======== INPUT RECORDS ========

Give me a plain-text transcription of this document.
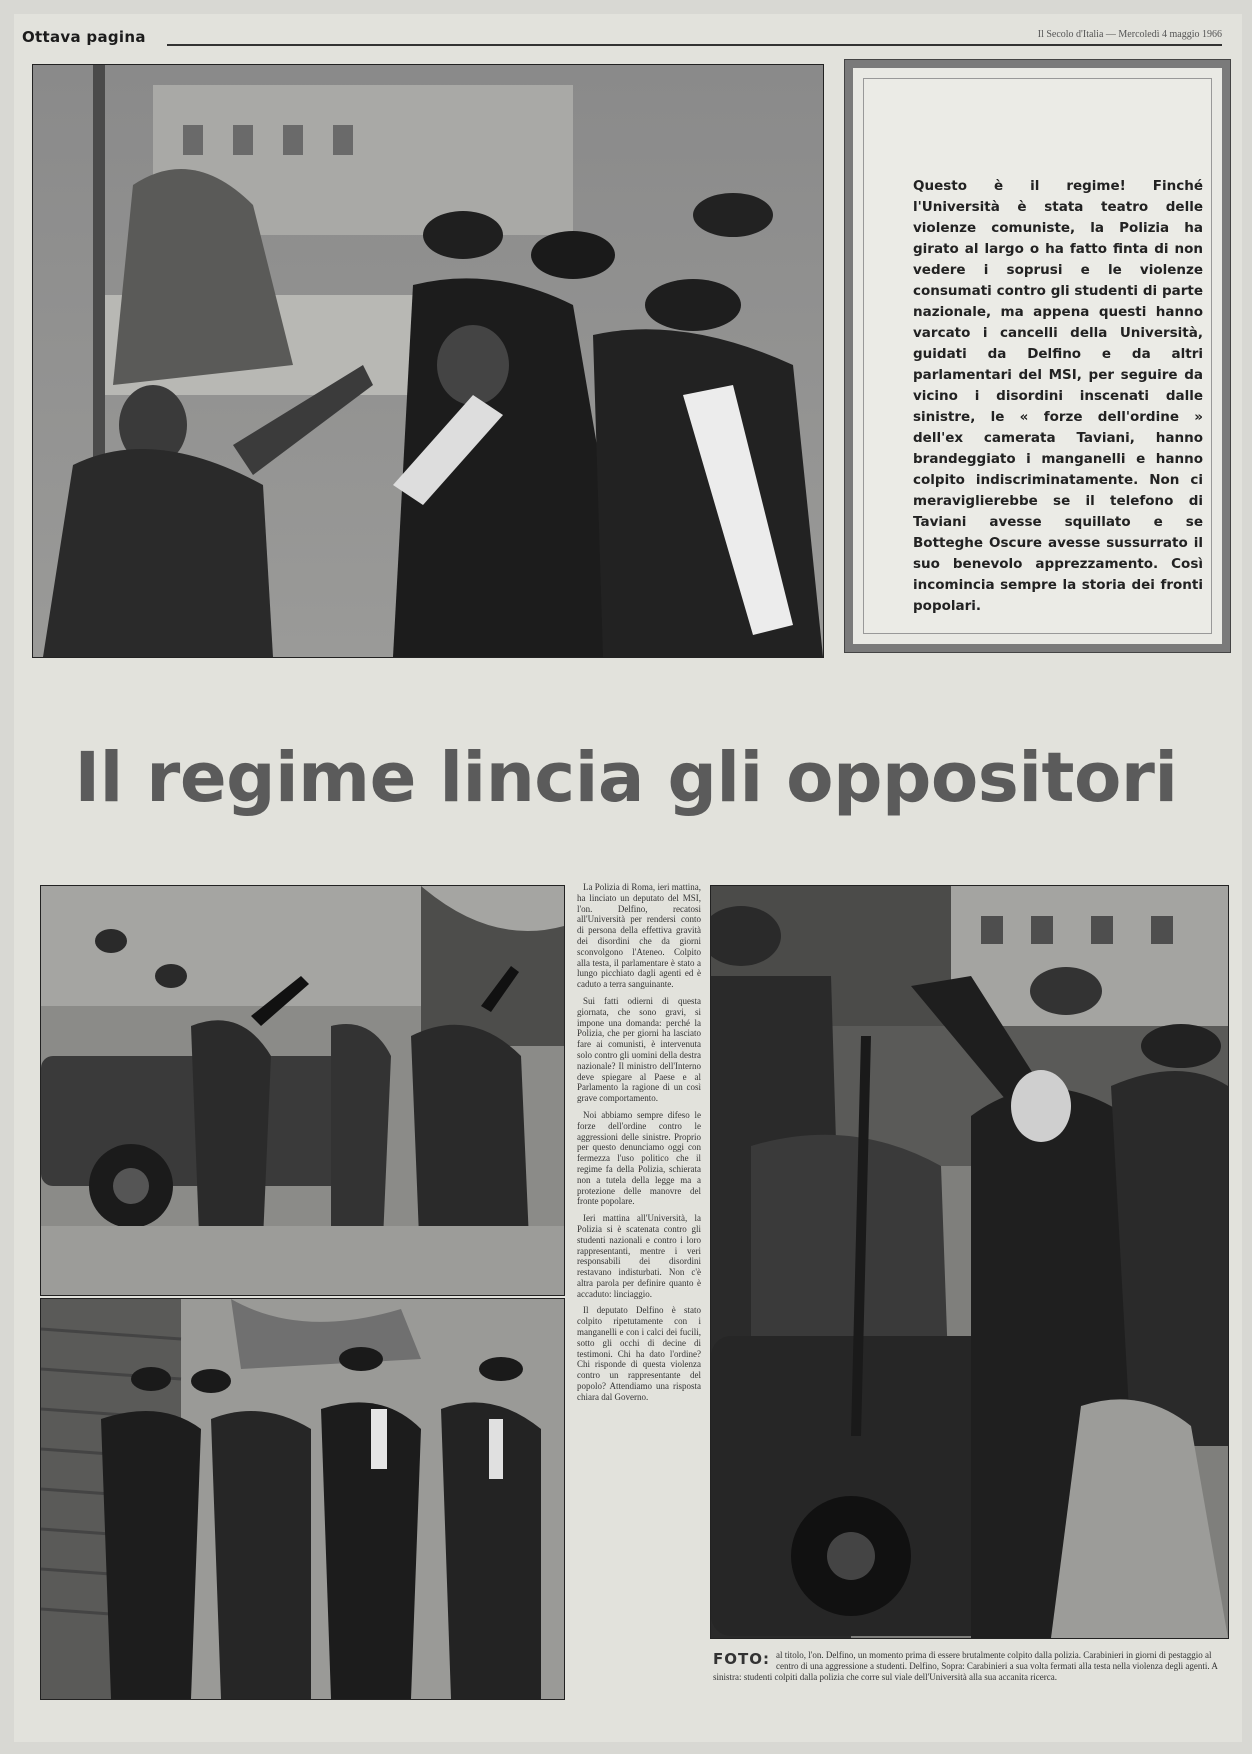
Ottava pagina	Il Secolo d'Italia — Mercoledì 4 maggio 1966
Questo è il regime! Finché l'Università è stata teatro delle violenze comuniste, la Polizia ha girato al largo o ha fatto finta di non vedere i soprusi e le violenze consumati contro gli studenti di parte nazionale, ma appena questi hanno varcato i cancelli della Università, guidati da Delfino e da altri parlamentari del MSI, per seguire da vicino i disordini inscenati dalle sinistre, le « forze dell'ordine » dell'ex camerata Taviani, hanno brandeggiato i manganelli e hanno colpito indiscriminatamente. Non ci meraviglierebbe se il telefono di Taviani avesse squillato e se Botteghe Oscure avesse sussurrato il suo benevolo apprezzamento. Così incomincia sempre la storia dei fronti popolari.
Il regime lincia gli oppositori

La Polizia di Roma, ieri mattina, ha linciato un deputato del MSI, l'on. Delfino, recatosi all'Università per rendersi conto di persona della effettiva gravità dei disordini che da giorni sconvolgono l'Ateneo. Colpito alla testa, il parlamentare è stato a lungo picchiato dagli agenti ed è caduto a terra sanguinante.

Sui fatti odierni di questa giornata, che sono gravi, si impone una domanda: perché la Polizia, che per giorni ha lasciato fare ai comunisti, è intervenuta solo contro gli uomini della destra nazionale? Il ministro dell'Interno deve spiegare al Paese e al Parlamento la ragione di un così grave comportamento.

Noi abbiamo sempre difeso le forze dell'ordine contro le aggressioni delle sinistre. Proprio per questo denunciamo oggi con fermezza l'uso politico che il regime fa della Polizia, schierata non a tutela della legge ma a protezione delle manovre del fronte popolare.

Ieri mattina all'Università, la Polizia si è scatenata contro gli studenti nazionali e contro i loro rappresentanti, mentre i veri responsabili dei disordini restavano indisturbati. Non c'è altra parola per definire quanto è accaduto: linciaggio.

Il deputato Delfino è stato colpito ripetutamente con i manganelli e con i calci dei fucili, sotto gli occhi di decine di testimoni. Chi ha dato l'ordine? Chi risponde di questa violenza contro un rappresentante del popolo? Attendiamo una risposta chiara dal Governo.

FOTO: al titolo, l'on. Delfino, un momento prima di essere brutalmente colpito dalla polizia. Carabinieri in giorni di pestaggio al centro di una aggressione a studenti. Delfino, Sopra: Carabinieri a sua volta fermati alla testa nella violenza degli agenti. A sinistra: studenti colpiti dalla polizia che corre sul viale dell'Università alla sua accanita ricerca.
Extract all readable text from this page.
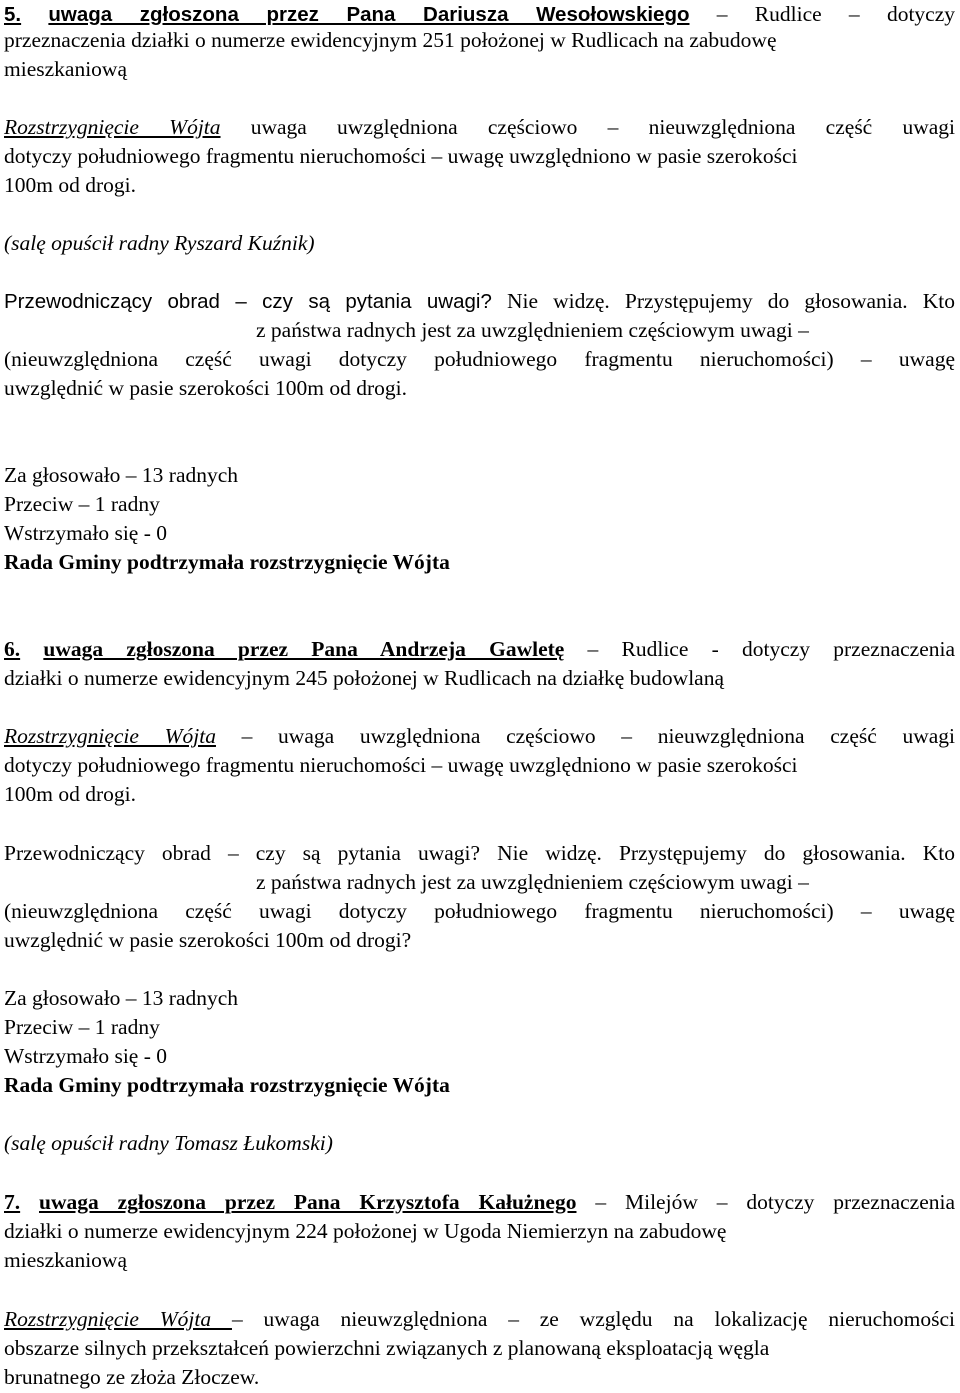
5. uwaga zgłoszona przez Pana Dariusza Wesołowskiego – Rudlice – dotyczy
przeznaczenia działki o numerze ewidencyjnym 251 położonej w Rudlicach na zabudowę
mieszkaniową
Rozstrzygnięcie Wójta uwaga uwzględniona częściowo – nieuwzględniona część uwagi
dotyczy południowego fragmentu nieruchomości – uwagę uwzględniono w pasie szerokości
100m od drogi.
(salę opuścił radny Ryszard Kuźnik)
Przewodniczący obrad – czy są pytania uwagi? Nie widzę. Przystępujemy do głosowania. Kto
z państwa radnych jest za uwzględnieniem częściowym uwagi –
(nieuwzględniona część uwagi dotyczy południowego fragmentu nieruchomości) – uwagę
uwzględnić w pasie szerokości 100m od drogi.
Za głosowało – 13 radnych
Przeciw – 1 radny
Wstrzymało się - 0
Rada Gminy podtrzymała rozstrzygnięcie Wójta
6. uwaga zgłoszona przez Pana Andrzeja Gawletę – Rudlice - dotyczy przeznaczenia
działki o numerze ewidencyjnym 245 położonej w Rudlicach na działkę budowlaną
Rozstrzygnięcie Wójta – uwaga uwzględniona częściowo – nieuwzględniona część uwagi
dotyczy południowego fragmentu nieruchomości – uwagę uwzględniono w pasie szerokości
100m od drogi.
Przewodniczący obrad – czy są pytania uwagi? Nie widzę. Przystępujemy do głosowania. Kto
z państwa radnych jest za uwzględnieniem częściowym uwagi –
(nieuwzględniona część uwagi dotyczy południowego fragmentu nieruchomości) – uwagę
uwzględnić w pasie szerokości 100m od drogi?
Za głosowało – 13 radnych
Przeciw – 1 radny
Wstrzymało się - 0
Rada Gminy podtrzymała rozstrzygnięcie Wójta
(salę opuścił radny Tomasz Łukomski)
7. uwaga zgłoszona przez Pana Krzysztofa Kałużnego – Milejów – dotyczy przeznaczenia
działki o numerze ewidencyjnym 224 położonej w Ugoda Niemierzyn na zabudowę
mieszkaniową
Rozstrzygnięcie Wójta – uwaga nieuwzględniona – ze względu na lokalizację nieruchomości
obszarze silnych przekształceń powierzchni związanych z planowaną eksploatacją węgla
brunatnego ze złoża Złoczew.
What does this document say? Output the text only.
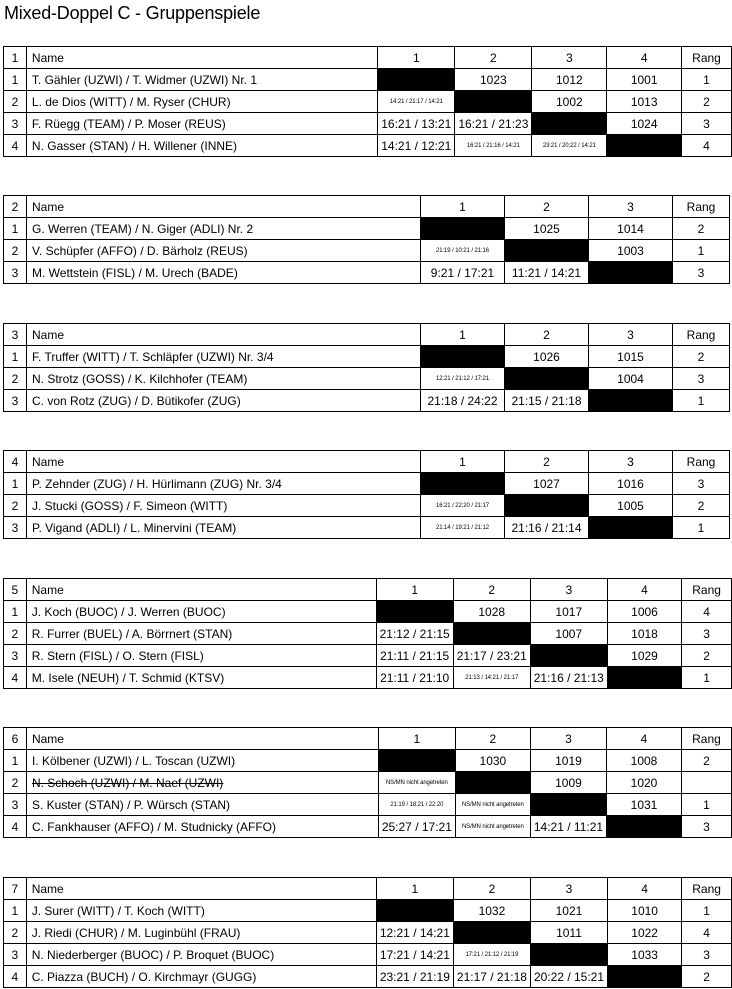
Mixed-Doppel C - Gruppenspiele
1	Name	1	2	3	4	Rang
1	T. Gähler (UZWI) / T. Widmer (UZWI) Nr. 1		1023	1012	1001	1
2	L. de Dios (WITT) / M. Ryser (CHUR)	14:21 / 21:17 / 14:21		1002	1013	2
3	F. Rüegg (TEAM) / P. Moser (REUS)	16:21 / 13:21	16:21 / 21:23		1024	3
4	N. Gasser (STAN) / H. Willener (INNE)	14:21 / 12:21	16:21 / 21:16 / 14:21	23:21 / 20:22 / 14:21		4
2	Name	1	2	3	Rang
1	G. Werren (TEAM) / N. Giger (ADLI) Nr. 2		1025	1014	2
2	V. Schüpfer (AFFO) / D. Bärholz (REUS)	21:19 / 10:21 / 21:16		1003	1
3	M. Wettstein (FISL) / M. Urech (BADE)	9:21 / 17:21	11:21 / 14:21		3
3	Name	1	2	3	Rang
1	F. Truffer (WITT) / T. Schläpfer (UZWI) Nr. 3/4		1026	1015	2
2	N. Strotz (GOSS) / K. Kilchhofer (TEAM)	12:21 / 21:12 / 17:21		1004	3
3	C. von Rotz (ZUG) / D. Bütikofer (ZUG)	21:18 / 24:22	21:15 / 21:18		1
4	Name	1	2	3	Rang
1	P. Zehnder (ZUG) / H. Hürlimann (ZUG) Nr. 3/4		1027	1016	3
2	J. Stucki (GOSS) / F. Simeon (WITT)	16:21 / 22:20 / 21:17		1005	2
3	P. Vigand (ADLI) / L. Minervini (TEAM)	21:14 / 19:21 / 21:12	21:16 / 21:14		1
5	Name	1	2	3	4	Rang
1	J. Koch (BUOC) / J. Werren (BUOC)		1028	1017	1006	4
2	R. Furrer (BUEL) / A. Börrnert (STAN)	21:12 / 21:15		1007	1018	3
3	R. Stern (FISL) / O. Stern (FISL)	21:11 / 21:15	21:17 / 23:21		1029	2
4	M. Isele (NEUH) / T. Schmid (KTSV)	21:11 / 21:10	21:13 / 14:21 / 21:17	21:16 / 21:13		1
6	Name	1	2	3	4	Rang
1	I. Kölbener (UZWI) / L. Toscan (UZWI)		1030	1019	1008	2
2	N. Schoch (UZWI) / M. Naef (UZWI)	NS/MN nicht angetreten		1009	1020	
3	S. Kuster (STAN) / P. Würsch (STAN)	21:19 / 18:21 / 22:20	NS/MN nicht angetreten		1031	1
4	C. Fankhauser (AFFO) / M. Studnicky (AFFO)	25:27 / 17:21	NS/MN nicht angetreten	14:21 / 11:21		3
7	Name	1	2	3	4	Rang
1	J. Surer (WITT) / T. Koch (WITT)		1032	1021	1010	1
2	J. Riedi (CHUR) / M. Luginbühl (FRAU)	12:21 / 14:21		1011	1022	4
3	N. Niederberger (BUOC) / P. Broquet (BUOC)	17:21 / 14:21	17:21 / 21:12 / 21:19		1033	3
4	C. Piazza (BUCH) / O. Kirchmayr (GUGG)	23:21 / 21:19	21:17 / 21:18	20:22 / 15:21		2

========

[DIRECTIONS] List every line above containing the word "opuścił".

[TASK OUTPUT]
(salę opuścił radny Ryszard Kuźnik)
(salę opuścił radny Tomasz Łukomski)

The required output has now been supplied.